* RECORD EXTRACTS
────────────────────────────────────────

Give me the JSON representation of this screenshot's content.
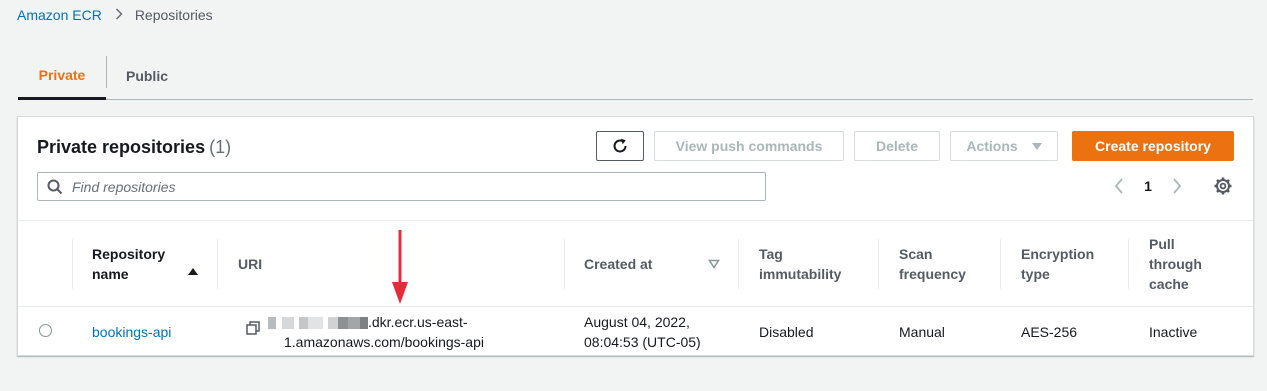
{
  "breadcrumb": {
    "root": "Amazon ECR",
    "current": "Repositories"
  },
  "tabs": [
    {
      "label": "Private",
      "active": true
    },
    {
      "label": "Public",
      "active": false
    }
  ],
  "panel": {
    "title": "Private repositories",
    "count": "(1)",
    "buttons": {
      "refresh_icon": "refresh-icon",
      "view_push_commands": "View push commands",
      "delete": "Delete",
      "actions": "Actions",
      "create_repository": "Create repository"
    },
    "search": {
      "placeholder": "Find repositories",
      "value": ""
    },
    "pagination": {
      "page": "1"
    }
  },
  "table": {
    "columns": [
      {
        "key": "name",
        "label": "Repository name",
        "sorted": "asc"
      },
      {
        "key": "uri",
        "label": "URI"
      },
      {
        "key": "created",
        "label": "Created at",
        "sortable": true
      },
      {
        "key": "tag",
        "label": "Tag immutability"
      },
      {
        "key": "scan",
        "label": "Scan frequency"
      },
      {
        "key": "enc",
        "label": "Encryption type"
      },
      {
        "key": "cache",
        "label": "Pull through cache"
      }
    ],
    "rows": [
      {
        "name": "bookings-api",
        "uri_line1": ".dkr.ecr.us-east-",
        "uri_line2": "1.amazonaws.com/bookings-api",
        "created_line1": "August 04, 2022,",
        "created_line2": "08:04:53 (UTC-05)",
        "tag": "Disabled",
        "scan": "Manual",
        "enc": "AES-256",
        "cache": "Inactive"
      }
    ]
  },
  "colors": {
    "accent": "#ec7211",
    "link": "#0073bb",
    "annotation_arrow": "#e8293a"
  }
}
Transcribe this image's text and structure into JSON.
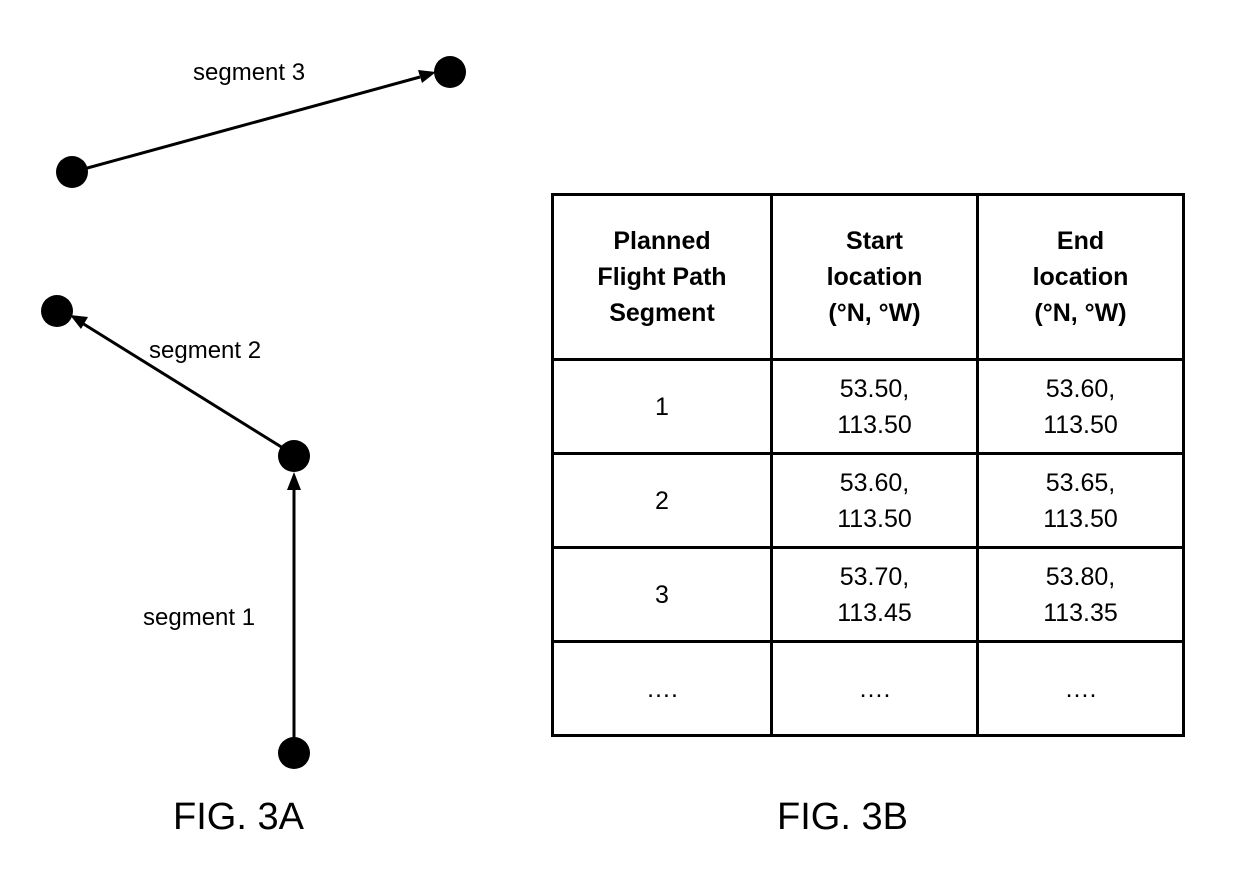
{
  "fig3a": {
    "caption": "FIG. 3A",
    "segments": [
      {
        "label": "segment 1",
        "from": "P0",
        "to": "P1"
      },
      {
        "label": "segment 2",
        "from": "P1",
        "to": "P2"
      },
      {
        "label": "segment 3",
        "from": "P3",
        "to": "P4"
      }
    ]
  },
  "fig3b": {
    "caption": "FIG. 3B",
    "headers": [
      [
        "Planned",
        "Flight Path",
        "Segment"
      ],
      [
        "Start",
        "location",
        "(°N, °W)"
      ],
      [
        "End",
        "location",
        "(°N, °W)"
      ]
    ],
    "rows": [
      {
        "segment": "1",
        "start": [
          "53.50,",
          "113.50"
        ],
        "end": [
          "53.60,",
          "113.50"
        ]
      },
      {
        "segment": "2",
        "start": [
          "53.60,",
          "113.50"
        ],
        "end": [
          "53.65,",
          "113.50"
        ]
      },
      {
        "segment": "3",
        "start": [
          "53.70,",
          "113.45"
        ],
        "end": [
          "53.80,",
          "113.35"
        ]
      },
      {
        "segment": "….",
        "start": [
          "…."
        ],
        "end": [
          "…."
        ]
      }
    ]
  }
}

────────────────────────────────────────

* OBJECTIVE
Extract the full listing exactly, with the pictures left out.

* REPLY TO THE TASK
Give me the JSON representation of this screenshot's content.
{
  "breadcrumb": {
    "root": "Amazon ECR",
    "current": "Repositories"
  },
  "tabs": [
    {
      "label": "Private",
      "active": true
    },
    {
      "label": "Public",
      "active": false
    }
  ],
  "panel": {
    "title": "Private repositories",
    "count": "(1)",
    "buttons": {
      "refresh_icon": "refresh-icon",
      "view_push_commands": "View push commands",
      "delete": "Delete",
      "actions": "Actions",
      "create_repository": "Create repository"
    },
    "search": {
      "placeholder": "Find repositories",
      "value": ""
    },
    "pagination": {
      "page": "1"
    }
  },
  "table": {
    "columns": [
      {
        "key": "name",
        "label": "Repository name",
        "sorted": "asc"
      },
      {
        "key": "uri",
        "label": "URI"
      },
      {
        "key": "created",
        "label": "Created at",
        "sortable": true
      },
      {
        "key": "tag",
        "label": "Tag immutability"
      },
      {
        "key": "scan",
        "label": "Scan frequency"
      },
      {
        "key": "enc",
        "label": "Encryption type"
      },
      {
        "key": "cache",
        "label": "Pull through cache"
      }
    ],
    "rows": [
      {
        "name": "bookings-api",
        "uri_line1": ".dkr.ecr.us-east-",
        "uri_line2": "1.amazonaws.com/bookings-api",
        "created_line1": "August 04, 2022,",
        "created_line2": "08:04:53 (UTC-05)",
        "tag": "Disabled",
        "scan": "Manual",
        "enc": "AES-256",
        "cache": "Inactive"
      }
    ]
  },
  "colors": {
    "accent": "#ec7211",
    "link": "#0073bb",
    "annotation_arrow": "#e8293a"
  }
}
Transcribe this image's text and structure into JSON.
{
  "fig3a": {
    "caption": "FIG. 3A",
    "segments": [
      {
        "label": "segment 1",
        "from": "P0",
        "to": "P1"
      },
      {
        "label": "segment 2",
        "from": "P1",
        "to": "P2"
      },
      {
        "label": "segment 3",
        "from": "P3",
        "to": "P4"
      }
    ]
  },
  "fig3b": {
    "caption": "FIG. 3B",
    "headers": [
      [
        "Planned",
        "Flight Path",
        "Segment"
      ],
      [
        "Start",
        "location",
        "(°N, °W)"
      ],
      [
        "End",
        "location",
        "(°N, °W)"
      ]
    ],
    "rows": [
      {
        "segment": "1",
        "start": [
          "53.50,",
          "113.50"
        ],
        "end": [
          "53.60,",
          "113.50"
        ]
      },
      {
        "segment": "2",
        "start": [
          "53.60,",
          "113.50"
        ],
        "end": [
          "53.65,",
          "113.50"
        ]
      },
      {
        "segment": "3",
        "start": [
          "53.70,",
          "113.45"
        ],
        "end": [
          "53.80,",
          "113.35"
        ]
      },
      {
        "segment": "….",
        "start": [
          "…."
        ],
        "end": [
          "…."
        ]
      }
    ]
  }
}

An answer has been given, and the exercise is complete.